- _Given instruction_
In the listing below, pick out lines with "title".

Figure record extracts
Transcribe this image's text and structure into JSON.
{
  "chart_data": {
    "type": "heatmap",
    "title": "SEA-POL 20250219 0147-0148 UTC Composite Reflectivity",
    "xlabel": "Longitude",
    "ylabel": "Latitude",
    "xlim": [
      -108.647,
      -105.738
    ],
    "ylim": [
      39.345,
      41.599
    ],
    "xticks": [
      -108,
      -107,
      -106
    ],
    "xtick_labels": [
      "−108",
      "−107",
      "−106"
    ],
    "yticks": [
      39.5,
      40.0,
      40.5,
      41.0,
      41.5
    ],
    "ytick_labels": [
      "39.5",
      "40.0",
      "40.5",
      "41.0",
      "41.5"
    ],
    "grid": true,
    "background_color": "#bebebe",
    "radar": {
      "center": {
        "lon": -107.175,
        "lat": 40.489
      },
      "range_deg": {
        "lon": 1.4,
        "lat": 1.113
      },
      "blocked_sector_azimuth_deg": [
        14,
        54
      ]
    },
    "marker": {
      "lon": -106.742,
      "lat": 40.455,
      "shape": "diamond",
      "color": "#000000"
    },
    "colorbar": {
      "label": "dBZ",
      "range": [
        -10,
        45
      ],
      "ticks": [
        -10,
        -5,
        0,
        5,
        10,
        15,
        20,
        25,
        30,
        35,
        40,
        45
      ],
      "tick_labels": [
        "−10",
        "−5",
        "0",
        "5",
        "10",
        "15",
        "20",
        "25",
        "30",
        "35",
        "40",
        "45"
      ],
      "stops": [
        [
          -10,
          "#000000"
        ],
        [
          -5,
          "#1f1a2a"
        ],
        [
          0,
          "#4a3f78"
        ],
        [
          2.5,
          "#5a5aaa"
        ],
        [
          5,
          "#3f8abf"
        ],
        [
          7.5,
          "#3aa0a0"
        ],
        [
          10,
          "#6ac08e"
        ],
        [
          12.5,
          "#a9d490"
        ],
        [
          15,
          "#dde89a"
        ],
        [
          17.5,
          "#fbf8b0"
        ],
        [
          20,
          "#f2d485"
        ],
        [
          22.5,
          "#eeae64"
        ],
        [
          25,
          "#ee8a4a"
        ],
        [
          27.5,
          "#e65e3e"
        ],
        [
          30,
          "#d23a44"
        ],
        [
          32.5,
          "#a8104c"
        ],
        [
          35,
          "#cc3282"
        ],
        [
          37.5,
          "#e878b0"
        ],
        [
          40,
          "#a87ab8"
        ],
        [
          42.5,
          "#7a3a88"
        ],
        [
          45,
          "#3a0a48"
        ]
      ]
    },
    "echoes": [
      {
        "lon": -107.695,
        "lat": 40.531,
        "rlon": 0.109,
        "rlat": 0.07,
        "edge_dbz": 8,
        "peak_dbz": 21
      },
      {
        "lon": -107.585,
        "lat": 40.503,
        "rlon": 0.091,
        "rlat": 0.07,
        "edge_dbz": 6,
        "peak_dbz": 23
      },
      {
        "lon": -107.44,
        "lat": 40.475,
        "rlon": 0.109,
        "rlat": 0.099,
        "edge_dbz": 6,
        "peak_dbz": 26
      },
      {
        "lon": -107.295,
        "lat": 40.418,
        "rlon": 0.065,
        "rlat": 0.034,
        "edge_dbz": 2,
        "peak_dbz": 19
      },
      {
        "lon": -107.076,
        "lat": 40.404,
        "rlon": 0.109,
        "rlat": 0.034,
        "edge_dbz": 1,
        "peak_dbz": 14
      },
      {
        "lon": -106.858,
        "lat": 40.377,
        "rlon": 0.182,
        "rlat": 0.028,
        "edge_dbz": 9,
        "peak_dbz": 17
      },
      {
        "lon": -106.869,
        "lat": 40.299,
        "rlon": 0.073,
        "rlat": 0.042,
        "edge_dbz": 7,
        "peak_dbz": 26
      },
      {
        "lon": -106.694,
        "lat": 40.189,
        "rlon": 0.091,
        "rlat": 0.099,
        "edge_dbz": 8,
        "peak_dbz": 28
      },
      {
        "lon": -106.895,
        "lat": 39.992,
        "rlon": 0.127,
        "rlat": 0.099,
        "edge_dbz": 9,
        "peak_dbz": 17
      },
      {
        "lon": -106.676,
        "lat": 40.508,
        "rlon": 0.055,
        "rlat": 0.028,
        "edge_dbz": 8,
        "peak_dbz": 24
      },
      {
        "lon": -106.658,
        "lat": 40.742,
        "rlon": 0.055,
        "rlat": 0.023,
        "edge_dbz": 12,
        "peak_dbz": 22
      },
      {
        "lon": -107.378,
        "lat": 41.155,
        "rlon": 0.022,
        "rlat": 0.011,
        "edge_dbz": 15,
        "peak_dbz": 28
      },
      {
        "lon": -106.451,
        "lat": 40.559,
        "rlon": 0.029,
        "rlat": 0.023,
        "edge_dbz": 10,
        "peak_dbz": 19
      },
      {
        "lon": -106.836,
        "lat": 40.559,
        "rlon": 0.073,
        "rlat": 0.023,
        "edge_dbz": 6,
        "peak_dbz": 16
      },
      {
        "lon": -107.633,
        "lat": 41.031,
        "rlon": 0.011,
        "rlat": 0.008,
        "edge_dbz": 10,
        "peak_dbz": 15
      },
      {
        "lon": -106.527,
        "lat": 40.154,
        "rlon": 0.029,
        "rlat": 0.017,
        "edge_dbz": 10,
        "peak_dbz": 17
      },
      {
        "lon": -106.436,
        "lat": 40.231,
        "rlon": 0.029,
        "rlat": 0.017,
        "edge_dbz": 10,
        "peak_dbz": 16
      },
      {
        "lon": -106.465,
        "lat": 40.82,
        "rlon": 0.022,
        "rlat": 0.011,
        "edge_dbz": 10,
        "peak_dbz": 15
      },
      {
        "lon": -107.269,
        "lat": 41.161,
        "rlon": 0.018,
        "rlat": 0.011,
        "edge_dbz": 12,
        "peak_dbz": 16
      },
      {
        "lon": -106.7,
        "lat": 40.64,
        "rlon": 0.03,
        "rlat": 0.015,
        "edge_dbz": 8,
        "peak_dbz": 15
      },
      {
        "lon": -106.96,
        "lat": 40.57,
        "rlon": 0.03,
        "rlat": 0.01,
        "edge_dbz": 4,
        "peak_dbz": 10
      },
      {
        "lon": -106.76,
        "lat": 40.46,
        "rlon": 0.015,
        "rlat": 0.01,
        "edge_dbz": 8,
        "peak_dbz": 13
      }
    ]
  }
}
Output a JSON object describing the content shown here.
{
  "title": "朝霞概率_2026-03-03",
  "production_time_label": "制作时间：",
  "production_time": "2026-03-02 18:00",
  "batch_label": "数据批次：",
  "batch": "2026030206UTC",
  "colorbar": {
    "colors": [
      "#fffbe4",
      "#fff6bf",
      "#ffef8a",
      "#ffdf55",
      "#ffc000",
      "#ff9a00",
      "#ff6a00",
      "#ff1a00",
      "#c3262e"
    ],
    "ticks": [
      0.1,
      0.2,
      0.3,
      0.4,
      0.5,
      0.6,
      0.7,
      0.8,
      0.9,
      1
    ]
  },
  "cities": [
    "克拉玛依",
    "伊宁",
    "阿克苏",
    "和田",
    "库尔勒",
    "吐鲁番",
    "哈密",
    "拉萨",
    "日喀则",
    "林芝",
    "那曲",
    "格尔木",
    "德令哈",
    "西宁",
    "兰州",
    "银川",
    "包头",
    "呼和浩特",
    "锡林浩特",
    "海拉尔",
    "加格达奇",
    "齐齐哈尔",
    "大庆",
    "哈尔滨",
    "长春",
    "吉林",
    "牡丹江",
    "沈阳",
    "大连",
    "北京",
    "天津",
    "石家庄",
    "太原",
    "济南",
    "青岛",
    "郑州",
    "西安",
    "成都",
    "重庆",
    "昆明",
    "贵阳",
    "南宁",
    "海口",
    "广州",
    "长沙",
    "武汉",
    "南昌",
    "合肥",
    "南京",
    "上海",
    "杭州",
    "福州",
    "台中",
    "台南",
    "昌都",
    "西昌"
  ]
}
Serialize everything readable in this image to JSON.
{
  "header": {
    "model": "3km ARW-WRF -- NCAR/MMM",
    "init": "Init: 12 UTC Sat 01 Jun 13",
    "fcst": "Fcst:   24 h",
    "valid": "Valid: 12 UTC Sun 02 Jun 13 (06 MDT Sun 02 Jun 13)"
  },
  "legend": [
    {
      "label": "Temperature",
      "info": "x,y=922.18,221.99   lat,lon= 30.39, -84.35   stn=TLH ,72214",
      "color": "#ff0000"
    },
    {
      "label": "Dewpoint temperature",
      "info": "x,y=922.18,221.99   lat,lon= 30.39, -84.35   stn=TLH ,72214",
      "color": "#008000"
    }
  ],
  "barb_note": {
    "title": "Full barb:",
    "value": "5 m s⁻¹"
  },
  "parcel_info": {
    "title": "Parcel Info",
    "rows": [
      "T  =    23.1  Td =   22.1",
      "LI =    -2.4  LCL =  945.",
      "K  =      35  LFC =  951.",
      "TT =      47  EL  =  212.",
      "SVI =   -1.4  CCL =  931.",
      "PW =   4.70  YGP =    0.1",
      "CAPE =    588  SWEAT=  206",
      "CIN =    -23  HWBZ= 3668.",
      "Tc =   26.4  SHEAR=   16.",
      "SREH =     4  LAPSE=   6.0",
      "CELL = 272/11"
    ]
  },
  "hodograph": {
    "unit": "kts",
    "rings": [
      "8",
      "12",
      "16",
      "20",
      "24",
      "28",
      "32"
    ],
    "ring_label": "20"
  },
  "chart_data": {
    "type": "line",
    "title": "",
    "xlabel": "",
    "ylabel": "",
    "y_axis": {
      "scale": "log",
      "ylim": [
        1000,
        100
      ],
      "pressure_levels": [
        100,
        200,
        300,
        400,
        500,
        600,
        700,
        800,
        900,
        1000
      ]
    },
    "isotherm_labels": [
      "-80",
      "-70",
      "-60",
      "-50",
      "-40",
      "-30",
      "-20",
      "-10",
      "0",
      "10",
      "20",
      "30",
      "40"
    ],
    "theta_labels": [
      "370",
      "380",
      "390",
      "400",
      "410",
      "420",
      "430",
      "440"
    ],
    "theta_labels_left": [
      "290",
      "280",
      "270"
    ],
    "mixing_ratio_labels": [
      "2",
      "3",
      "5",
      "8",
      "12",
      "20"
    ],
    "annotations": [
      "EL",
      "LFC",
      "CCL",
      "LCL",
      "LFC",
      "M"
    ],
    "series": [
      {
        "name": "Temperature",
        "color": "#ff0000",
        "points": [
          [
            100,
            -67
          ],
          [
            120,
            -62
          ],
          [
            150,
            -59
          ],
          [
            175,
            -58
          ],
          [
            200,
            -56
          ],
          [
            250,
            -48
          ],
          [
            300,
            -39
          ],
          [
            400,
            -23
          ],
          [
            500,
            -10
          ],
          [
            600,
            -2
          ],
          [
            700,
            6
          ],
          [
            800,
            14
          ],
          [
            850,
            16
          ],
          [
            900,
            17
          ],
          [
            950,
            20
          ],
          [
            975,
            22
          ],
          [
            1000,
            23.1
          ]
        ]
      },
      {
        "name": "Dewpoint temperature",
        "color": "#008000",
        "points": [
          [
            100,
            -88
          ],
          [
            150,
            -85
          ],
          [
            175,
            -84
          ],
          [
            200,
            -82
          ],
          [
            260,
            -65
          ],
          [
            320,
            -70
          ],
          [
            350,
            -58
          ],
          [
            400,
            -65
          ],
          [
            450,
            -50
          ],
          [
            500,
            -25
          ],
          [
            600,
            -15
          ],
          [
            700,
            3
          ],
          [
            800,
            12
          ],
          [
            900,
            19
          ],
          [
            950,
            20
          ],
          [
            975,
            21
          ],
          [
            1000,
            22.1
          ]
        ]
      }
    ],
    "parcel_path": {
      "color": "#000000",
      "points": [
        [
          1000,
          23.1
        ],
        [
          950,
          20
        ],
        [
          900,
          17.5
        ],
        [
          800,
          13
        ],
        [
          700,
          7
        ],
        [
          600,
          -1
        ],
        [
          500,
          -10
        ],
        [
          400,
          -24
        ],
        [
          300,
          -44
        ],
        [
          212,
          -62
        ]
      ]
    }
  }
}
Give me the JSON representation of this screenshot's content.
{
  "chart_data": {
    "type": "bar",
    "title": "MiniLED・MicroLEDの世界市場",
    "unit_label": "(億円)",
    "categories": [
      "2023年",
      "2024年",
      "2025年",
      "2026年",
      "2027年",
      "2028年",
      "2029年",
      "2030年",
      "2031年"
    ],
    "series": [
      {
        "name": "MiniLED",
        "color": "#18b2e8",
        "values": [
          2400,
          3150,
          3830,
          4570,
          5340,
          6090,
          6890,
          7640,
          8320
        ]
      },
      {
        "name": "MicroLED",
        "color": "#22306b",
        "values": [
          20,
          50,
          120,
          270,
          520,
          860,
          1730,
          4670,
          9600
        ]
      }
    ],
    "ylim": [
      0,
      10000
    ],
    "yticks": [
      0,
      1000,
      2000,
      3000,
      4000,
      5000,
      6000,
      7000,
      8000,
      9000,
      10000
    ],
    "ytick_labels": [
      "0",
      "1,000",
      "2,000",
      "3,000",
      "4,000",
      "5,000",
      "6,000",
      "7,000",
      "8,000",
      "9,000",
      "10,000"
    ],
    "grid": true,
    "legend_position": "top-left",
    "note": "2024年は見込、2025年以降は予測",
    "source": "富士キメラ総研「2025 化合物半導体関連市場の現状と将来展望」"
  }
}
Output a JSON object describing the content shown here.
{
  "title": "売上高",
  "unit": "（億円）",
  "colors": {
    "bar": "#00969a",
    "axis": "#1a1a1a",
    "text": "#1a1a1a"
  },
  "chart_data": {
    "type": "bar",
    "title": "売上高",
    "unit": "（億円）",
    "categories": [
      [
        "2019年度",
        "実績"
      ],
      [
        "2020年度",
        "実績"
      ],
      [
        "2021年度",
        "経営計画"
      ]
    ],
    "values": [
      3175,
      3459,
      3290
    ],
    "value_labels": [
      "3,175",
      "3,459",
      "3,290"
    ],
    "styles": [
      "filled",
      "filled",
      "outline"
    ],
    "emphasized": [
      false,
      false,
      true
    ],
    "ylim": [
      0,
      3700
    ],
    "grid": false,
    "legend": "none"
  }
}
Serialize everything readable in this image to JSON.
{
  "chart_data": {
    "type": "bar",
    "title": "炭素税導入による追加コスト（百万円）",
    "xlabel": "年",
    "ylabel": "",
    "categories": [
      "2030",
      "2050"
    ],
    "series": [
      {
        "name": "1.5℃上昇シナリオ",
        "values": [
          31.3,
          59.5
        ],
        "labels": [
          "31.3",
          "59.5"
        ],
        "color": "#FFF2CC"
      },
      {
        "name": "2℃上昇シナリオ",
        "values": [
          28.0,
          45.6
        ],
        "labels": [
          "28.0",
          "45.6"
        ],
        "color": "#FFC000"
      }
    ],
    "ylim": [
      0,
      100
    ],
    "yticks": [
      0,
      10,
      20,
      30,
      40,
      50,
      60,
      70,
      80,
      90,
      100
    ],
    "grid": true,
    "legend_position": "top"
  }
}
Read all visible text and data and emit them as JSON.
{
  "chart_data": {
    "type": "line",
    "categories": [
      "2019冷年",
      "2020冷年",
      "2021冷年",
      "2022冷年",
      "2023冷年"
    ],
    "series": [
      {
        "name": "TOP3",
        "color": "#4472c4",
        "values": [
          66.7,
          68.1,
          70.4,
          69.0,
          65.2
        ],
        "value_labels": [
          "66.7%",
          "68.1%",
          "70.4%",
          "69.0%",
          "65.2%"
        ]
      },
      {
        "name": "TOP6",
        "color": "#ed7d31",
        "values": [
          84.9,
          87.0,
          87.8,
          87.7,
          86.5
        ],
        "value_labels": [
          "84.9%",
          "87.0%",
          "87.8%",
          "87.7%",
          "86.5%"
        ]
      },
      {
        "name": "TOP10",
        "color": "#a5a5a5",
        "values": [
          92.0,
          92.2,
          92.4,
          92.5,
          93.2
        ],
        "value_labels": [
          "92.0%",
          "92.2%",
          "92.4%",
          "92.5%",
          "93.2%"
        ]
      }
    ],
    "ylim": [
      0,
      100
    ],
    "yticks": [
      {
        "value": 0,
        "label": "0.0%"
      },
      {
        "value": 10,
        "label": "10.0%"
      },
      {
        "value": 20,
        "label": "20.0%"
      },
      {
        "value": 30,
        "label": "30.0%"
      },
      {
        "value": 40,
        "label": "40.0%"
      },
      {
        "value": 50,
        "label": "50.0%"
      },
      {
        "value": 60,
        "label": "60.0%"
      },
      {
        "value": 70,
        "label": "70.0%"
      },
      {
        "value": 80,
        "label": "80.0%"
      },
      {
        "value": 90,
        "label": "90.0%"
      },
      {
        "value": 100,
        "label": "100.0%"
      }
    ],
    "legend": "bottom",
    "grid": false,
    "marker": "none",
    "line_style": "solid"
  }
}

- _Answer in full_
    "title": "SEA-POL 20250219 0147-0148 UTC Composite Reflectivity",
  "title": "朝霞概率_2026-03-03",
    "title": "Full barb:",
    "title": "Parcel Info",
    "title": "",
    "title": "MiniLED・MicroLEDの世界市場",
  "title": "売上高",
    "title": "売上高",
    "title": "炭素税導入による追加コスト（百万円）",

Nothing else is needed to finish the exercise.